- **Required work**: Reproduce each line bearing the word "використанням".

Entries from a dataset
___
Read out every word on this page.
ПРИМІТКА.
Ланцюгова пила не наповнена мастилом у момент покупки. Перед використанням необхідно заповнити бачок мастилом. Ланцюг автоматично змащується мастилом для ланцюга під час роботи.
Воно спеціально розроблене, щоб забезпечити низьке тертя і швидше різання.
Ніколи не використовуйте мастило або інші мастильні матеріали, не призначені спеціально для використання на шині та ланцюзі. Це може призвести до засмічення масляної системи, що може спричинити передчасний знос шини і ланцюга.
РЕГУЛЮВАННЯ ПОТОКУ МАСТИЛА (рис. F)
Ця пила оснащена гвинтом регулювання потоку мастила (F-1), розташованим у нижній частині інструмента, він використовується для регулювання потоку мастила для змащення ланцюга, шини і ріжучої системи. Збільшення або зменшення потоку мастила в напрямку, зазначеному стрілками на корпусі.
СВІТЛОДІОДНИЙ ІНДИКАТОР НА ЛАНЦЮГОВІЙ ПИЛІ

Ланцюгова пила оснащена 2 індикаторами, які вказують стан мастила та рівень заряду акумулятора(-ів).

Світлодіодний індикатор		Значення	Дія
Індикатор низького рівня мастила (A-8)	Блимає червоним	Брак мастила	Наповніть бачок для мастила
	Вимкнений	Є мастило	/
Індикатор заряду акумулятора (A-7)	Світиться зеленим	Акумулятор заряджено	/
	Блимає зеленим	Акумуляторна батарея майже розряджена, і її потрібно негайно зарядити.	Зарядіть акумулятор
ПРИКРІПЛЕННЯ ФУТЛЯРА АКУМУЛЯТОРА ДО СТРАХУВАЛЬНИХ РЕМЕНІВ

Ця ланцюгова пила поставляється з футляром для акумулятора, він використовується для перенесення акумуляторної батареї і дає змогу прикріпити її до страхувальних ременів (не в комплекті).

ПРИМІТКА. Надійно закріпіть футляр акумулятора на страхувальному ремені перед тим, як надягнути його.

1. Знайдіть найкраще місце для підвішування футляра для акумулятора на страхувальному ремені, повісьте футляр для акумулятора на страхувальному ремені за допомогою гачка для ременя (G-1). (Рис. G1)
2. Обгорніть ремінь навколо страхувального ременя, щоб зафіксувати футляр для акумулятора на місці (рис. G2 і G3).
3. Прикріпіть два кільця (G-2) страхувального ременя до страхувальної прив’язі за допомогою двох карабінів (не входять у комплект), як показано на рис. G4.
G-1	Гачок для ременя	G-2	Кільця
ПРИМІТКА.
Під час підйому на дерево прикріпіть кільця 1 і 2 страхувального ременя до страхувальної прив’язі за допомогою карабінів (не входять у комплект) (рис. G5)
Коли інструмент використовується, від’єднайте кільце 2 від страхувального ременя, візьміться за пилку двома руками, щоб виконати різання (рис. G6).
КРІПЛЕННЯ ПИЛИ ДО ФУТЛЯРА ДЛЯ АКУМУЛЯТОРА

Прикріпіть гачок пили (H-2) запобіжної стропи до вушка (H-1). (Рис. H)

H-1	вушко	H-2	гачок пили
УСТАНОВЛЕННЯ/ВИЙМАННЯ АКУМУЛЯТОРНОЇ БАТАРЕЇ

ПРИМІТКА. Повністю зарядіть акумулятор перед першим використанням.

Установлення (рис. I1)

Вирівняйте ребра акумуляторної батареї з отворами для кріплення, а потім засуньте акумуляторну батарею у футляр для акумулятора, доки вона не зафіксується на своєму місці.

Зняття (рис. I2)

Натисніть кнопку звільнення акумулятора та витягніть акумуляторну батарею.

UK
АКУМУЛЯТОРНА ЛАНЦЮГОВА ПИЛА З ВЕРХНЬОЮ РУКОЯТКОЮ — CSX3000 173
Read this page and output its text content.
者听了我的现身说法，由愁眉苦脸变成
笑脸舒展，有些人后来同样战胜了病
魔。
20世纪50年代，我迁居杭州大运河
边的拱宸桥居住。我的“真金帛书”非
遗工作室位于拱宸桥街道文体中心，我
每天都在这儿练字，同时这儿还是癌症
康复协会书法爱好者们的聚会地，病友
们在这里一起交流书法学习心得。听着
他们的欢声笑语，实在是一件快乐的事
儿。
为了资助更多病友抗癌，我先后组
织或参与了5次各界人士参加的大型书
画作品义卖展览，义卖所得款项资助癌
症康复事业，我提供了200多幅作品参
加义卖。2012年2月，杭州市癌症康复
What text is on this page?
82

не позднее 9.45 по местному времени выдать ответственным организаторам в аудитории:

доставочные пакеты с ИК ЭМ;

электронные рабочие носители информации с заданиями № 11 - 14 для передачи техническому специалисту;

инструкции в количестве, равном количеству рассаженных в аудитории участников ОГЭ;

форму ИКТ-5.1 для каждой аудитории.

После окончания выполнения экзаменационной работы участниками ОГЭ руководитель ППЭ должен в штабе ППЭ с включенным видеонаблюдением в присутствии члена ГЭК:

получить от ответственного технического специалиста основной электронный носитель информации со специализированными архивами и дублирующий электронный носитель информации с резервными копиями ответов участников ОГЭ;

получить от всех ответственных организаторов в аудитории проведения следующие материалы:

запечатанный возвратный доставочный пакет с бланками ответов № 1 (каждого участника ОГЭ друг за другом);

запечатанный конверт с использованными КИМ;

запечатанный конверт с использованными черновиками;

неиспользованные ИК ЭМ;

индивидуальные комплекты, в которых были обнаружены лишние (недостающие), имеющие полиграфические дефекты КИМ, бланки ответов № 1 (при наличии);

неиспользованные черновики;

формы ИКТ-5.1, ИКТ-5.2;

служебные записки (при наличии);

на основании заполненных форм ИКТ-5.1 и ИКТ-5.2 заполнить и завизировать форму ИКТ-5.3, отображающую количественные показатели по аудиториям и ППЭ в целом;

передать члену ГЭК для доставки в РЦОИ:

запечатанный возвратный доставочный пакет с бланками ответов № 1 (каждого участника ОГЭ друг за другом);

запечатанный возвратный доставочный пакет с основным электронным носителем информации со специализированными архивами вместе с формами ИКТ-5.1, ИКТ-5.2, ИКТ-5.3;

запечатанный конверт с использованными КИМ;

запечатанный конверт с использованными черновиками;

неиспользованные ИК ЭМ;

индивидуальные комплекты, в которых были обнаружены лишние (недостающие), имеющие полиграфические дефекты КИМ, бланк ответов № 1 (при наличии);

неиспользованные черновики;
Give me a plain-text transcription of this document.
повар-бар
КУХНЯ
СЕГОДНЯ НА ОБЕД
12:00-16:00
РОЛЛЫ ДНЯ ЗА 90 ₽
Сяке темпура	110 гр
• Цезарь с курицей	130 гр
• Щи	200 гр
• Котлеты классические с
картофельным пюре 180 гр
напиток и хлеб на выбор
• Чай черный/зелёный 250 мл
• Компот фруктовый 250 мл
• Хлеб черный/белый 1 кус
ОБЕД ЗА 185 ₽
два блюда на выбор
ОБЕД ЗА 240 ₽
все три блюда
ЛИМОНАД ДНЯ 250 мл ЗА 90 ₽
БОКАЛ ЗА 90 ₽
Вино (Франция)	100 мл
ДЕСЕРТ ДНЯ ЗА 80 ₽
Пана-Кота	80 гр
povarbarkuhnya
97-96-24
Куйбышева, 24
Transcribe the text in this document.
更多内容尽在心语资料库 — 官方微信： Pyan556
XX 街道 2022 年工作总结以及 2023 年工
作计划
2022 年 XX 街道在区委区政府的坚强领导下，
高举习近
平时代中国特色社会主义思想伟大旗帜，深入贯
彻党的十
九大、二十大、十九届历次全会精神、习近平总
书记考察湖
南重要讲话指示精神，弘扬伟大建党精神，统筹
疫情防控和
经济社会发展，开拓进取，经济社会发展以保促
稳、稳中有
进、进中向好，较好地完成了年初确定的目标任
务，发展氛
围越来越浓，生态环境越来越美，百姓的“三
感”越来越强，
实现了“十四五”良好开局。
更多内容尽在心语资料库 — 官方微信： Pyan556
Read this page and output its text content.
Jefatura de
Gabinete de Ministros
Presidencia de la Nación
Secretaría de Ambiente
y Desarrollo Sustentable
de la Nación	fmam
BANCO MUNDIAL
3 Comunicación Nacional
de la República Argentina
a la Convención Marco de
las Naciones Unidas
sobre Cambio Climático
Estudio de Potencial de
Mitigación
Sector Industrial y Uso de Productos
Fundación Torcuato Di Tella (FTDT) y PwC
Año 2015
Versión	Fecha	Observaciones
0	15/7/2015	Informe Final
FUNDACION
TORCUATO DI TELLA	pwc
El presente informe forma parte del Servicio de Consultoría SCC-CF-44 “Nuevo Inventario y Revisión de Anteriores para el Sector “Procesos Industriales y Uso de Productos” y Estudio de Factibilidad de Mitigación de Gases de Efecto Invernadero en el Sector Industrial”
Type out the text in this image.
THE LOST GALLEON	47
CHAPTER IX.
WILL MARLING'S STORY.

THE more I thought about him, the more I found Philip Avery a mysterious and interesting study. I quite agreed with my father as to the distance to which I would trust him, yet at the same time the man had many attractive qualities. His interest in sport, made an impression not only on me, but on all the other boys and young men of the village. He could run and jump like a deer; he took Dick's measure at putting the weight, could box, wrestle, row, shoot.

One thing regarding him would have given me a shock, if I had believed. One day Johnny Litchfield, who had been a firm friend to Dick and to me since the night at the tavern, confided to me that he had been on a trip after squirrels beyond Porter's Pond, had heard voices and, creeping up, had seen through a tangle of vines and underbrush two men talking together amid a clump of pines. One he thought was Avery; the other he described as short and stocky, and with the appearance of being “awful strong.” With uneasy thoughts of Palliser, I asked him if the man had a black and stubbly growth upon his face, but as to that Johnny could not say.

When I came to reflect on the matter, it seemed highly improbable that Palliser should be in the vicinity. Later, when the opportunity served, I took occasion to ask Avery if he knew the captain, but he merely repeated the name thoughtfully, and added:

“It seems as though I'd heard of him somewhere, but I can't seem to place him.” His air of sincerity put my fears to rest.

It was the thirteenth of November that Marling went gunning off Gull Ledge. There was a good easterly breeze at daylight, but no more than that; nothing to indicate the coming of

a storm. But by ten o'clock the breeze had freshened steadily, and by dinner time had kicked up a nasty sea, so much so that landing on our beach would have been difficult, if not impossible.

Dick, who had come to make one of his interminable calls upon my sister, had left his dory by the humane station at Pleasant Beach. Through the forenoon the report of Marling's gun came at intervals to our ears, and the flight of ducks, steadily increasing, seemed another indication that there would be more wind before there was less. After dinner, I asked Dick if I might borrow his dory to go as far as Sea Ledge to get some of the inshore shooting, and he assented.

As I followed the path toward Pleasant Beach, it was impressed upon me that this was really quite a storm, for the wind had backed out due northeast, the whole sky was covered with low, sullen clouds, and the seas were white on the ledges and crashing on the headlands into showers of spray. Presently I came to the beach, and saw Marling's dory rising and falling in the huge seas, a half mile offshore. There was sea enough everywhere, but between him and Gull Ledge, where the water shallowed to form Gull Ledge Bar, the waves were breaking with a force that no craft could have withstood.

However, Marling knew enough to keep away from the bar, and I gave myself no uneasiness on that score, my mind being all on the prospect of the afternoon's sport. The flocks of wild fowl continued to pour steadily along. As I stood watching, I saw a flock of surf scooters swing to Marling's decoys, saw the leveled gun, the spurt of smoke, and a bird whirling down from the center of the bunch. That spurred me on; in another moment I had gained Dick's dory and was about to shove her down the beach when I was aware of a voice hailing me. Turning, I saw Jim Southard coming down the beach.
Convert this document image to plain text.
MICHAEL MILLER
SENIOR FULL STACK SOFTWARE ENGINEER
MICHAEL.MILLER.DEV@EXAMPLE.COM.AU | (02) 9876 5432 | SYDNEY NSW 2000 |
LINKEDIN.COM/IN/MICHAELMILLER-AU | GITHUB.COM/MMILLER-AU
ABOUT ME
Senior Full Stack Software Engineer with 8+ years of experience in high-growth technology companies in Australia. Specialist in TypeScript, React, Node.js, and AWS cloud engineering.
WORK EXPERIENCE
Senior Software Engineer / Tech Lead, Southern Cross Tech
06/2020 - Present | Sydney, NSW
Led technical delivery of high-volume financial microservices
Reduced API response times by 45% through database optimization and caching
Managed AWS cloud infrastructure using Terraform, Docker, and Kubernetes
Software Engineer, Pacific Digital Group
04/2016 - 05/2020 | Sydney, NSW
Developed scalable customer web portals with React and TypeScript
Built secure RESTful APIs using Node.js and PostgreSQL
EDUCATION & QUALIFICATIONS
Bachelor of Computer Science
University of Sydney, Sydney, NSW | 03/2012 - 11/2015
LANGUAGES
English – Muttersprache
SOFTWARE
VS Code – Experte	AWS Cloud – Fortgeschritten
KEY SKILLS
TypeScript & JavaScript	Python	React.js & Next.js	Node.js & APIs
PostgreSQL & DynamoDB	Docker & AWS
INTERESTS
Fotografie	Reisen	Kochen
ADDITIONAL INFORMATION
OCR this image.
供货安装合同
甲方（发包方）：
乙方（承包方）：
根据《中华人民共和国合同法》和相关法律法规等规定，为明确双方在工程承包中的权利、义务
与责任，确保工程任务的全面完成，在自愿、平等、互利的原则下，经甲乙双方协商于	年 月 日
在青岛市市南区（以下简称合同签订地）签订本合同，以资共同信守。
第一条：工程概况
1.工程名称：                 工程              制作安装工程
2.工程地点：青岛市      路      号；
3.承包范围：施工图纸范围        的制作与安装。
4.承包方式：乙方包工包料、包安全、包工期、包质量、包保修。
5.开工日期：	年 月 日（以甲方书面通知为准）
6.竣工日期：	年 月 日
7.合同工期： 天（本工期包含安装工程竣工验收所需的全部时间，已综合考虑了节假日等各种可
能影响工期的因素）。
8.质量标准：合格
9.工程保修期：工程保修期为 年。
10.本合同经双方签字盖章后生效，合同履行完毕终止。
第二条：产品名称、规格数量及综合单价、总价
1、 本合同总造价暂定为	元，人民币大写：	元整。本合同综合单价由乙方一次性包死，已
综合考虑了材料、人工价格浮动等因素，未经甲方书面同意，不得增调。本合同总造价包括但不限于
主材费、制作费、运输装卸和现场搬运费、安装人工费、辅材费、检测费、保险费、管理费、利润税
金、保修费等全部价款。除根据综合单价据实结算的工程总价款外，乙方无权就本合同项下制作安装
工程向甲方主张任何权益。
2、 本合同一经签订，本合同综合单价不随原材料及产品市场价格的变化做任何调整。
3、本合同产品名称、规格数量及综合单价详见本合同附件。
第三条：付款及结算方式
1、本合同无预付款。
___
- **Exercise response**:
Ланцюгова пила не наповнена мастилом у момент покупки. Перед використанням необхідно заповнити бачок мастилом. Ланцюг автоматично змащується мастилом для ланцюга під час роботи.
ПРИМІТКА. Повністю зарядіть акумулятор перед першим використанням.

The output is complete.